Start Exercise data
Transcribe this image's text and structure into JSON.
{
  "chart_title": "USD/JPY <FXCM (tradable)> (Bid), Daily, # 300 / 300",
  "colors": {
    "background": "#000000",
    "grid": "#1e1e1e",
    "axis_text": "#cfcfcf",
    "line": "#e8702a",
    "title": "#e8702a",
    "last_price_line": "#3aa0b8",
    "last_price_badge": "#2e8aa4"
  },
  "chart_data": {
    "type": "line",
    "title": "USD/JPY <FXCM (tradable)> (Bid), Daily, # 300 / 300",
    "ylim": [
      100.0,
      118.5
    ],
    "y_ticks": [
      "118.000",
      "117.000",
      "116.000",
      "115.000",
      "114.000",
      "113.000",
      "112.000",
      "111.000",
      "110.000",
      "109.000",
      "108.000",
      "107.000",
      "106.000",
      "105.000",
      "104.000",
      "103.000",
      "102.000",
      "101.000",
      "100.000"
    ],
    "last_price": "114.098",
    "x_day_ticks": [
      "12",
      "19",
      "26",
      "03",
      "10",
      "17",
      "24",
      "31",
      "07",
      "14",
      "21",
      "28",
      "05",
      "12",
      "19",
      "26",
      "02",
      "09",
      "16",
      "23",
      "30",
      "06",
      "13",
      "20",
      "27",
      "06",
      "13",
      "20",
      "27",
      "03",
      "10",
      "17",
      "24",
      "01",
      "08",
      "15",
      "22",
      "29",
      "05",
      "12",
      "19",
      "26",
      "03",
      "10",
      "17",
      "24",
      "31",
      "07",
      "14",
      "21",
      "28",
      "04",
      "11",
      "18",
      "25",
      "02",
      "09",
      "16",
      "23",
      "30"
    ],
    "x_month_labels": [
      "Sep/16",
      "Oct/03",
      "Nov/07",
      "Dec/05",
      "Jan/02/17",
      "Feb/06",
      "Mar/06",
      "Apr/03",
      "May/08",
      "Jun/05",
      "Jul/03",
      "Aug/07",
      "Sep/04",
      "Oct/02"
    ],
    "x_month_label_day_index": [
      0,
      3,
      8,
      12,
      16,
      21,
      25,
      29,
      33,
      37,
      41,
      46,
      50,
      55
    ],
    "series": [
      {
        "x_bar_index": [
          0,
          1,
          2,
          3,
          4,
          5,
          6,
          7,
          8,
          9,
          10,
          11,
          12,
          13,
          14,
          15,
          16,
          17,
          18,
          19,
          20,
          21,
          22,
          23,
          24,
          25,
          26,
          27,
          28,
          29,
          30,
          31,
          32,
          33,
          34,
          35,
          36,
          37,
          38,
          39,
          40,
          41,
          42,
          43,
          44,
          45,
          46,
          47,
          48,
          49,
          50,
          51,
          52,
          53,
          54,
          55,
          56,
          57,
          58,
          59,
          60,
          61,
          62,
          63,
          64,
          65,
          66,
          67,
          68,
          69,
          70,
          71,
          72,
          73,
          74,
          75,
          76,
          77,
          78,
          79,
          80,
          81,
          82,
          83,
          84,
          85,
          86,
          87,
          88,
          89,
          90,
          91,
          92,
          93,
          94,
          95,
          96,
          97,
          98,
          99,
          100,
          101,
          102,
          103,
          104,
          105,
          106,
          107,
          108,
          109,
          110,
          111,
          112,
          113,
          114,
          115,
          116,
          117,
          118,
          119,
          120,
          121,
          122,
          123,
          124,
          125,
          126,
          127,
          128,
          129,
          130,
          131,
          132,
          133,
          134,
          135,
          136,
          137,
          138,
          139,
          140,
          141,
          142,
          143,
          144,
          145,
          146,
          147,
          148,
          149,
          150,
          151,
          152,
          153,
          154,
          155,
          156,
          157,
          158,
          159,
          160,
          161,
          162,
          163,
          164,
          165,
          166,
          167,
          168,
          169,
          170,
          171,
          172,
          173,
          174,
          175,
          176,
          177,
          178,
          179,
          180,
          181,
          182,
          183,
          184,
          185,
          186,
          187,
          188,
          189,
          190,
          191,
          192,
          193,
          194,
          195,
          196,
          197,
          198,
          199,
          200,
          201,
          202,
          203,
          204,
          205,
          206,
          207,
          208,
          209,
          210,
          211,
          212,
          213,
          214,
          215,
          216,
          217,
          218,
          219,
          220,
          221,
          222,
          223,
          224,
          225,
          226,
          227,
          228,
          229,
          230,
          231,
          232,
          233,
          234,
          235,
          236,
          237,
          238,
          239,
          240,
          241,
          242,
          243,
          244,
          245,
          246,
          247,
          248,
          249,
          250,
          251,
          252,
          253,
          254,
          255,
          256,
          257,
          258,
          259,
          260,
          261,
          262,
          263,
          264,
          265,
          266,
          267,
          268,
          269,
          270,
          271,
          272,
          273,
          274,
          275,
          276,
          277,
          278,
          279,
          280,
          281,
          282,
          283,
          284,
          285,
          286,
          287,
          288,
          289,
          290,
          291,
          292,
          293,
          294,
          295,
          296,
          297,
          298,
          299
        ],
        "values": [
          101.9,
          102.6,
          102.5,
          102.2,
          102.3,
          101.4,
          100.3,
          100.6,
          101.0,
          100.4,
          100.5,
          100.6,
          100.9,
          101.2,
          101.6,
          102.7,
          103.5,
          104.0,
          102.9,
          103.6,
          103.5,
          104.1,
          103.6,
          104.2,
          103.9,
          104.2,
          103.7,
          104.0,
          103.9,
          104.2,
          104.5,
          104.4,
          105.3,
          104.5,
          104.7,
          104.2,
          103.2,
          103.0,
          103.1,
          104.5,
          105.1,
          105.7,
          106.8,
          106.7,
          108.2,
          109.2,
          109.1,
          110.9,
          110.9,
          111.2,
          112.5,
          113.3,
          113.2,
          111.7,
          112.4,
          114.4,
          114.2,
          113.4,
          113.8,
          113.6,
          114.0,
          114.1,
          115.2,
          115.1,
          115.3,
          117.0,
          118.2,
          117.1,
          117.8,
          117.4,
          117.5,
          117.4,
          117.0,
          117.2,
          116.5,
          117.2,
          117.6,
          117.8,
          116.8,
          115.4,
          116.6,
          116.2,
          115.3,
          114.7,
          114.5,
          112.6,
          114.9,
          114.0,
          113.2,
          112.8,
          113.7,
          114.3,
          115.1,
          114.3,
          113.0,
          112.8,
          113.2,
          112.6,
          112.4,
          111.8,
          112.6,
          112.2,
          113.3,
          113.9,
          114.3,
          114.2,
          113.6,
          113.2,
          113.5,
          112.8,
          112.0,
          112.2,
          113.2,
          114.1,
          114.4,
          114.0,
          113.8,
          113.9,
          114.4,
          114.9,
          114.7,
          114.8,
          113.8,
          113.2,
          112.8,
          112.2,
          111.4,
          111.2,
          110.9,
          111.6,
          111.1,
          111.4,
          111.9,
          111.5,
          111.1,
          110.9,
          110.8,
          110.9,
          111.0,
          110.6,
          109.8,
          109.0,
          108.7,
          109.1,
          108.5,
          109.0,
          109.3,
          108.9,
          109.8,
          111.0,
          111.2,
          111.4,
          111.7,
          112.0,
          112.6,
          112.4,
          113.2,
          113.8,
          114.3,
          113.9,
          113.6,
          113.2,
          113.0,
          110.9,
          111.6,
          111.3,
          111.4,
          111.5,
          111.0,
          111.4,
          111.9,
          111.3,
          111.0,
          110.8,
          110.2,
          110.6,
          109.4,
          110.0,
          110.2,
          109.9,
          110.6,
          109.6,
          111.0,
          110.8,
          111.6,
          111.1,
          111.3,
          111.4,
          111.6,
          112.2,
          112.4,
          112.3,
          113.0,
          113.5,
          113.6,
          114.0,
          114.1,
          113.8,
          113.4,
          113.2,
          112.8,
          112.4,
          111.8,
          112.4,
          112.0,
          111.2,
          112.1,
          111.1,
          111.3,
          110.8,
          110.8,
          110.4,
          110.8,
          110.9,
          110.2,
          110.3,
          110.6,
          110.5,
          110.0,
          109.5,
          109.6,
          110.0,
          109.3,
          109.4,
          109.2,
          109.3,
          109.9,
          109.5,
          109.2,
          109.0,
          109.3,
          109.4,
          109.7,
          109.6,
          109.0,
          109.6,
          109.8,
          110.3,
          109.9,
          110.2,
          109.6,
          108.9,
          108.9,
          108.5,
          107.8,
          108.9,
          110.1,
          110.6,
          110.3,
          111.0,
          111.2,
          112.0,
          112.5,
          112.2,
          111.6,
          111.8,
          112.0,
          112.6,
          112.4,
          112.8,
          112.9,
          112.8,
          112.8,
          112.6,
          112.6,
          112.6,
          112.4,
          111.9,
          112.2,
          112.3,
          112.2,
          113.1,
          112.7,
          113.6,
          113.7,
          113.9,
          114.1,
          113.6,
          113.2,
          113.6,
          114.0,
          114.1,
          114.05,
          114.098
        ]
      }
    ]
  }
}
End Exercise data
In the data above, how many lines contain the string "Daily"? Answer with the number only.

▸ **The reply**
2